INPUT:

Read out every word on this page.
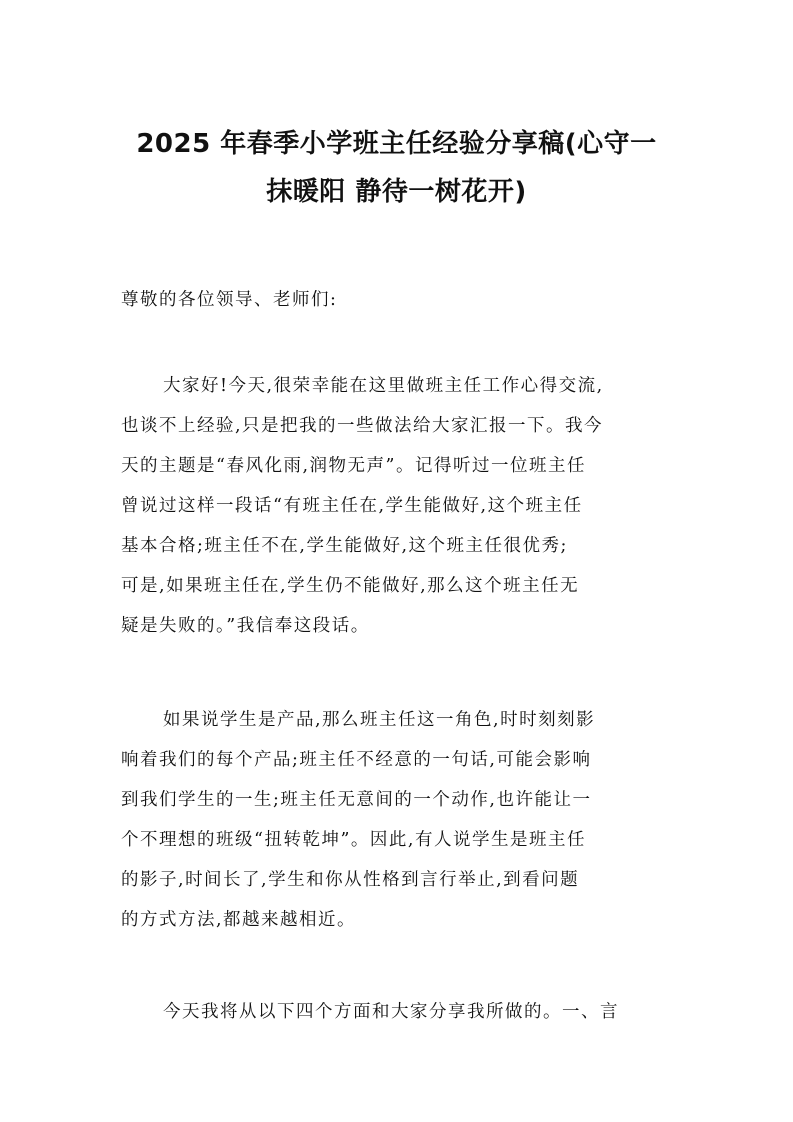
2025 年春季小学班主任经验分享稿(心守一
抹暖阳 静待一树花开)
尊敬的各位领导、老师们:
大家好!今天,很荣幸能在这里做班主任工作心得交流,
也谈不上经验,只是把我的一些做法给大家汇报一下。我今
天的主题是“春风化雨,润物无声”。记得听过一位班主任
曾说过这样一段话“有班主任在,学生能做好,这个班主任
基本合格;班主任不在,学生能做好,这个班主任很优秀;
可是,如果班主任在,学生仍不能做好,那么这个班主任无
疑是失败的。”我信奉这段话。
如果说学生是产品,那么班主任这一角色,时时刻刻影
响着我们的每个产品;班主任不经意的一句话,可能会影响
到我们学生的一生;班主任无意间的一个动作,也许能让一
个不理想的班级“扭转乾坤”。因此,有人说学生是班主任
的影子,时间长了,学生和你从性格到言行举止,到看问题
的方式方法,都越来越相近。
今天我将从以下四个方面和大家分享我所做的。一、言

EXERCISE GOAL:
Exactly reproduce the entries above, minus the pictures.

REPLY:
Read out every word on this page.
2025 年春季小学班主任经验分享稿(心守一
抹暖阳 静待一树花开)
尊敬的各位领导、老师们:
大家好!今天,很荣幸能在这里做班主任工作心得交流,
也谈不上经验,只是把我的一些做法给大家汇报一下。我今
天的主题是“春风化雨,润物无声”。记得听过一位班主任
曾说过这样一段话“有班主任在,学生能做好,这个班主任
基本合格;班主任不在,学生能做好,这个班主任很优秀;
可是,如果班主任在,学生仍不能做好,那么这个班主任无
疑是失败的。”我信奉这段话。
如果说学生是产品,那么班主任这一角色,时时刻刻影
响着我们的每个产品;班主任不经意的一句话,可能会影响
到我们学生的一生;班主任无意间的一个动作,也许能让一
个不理想的班级“扭转乾坤”。因此,有人说学生是班主任
的影子,时间长了,学生和你从性格到言行举止,到看问题
的方式方法,都越来越相近。
今天我将从以下四个方面和大家分享我所做的。一、言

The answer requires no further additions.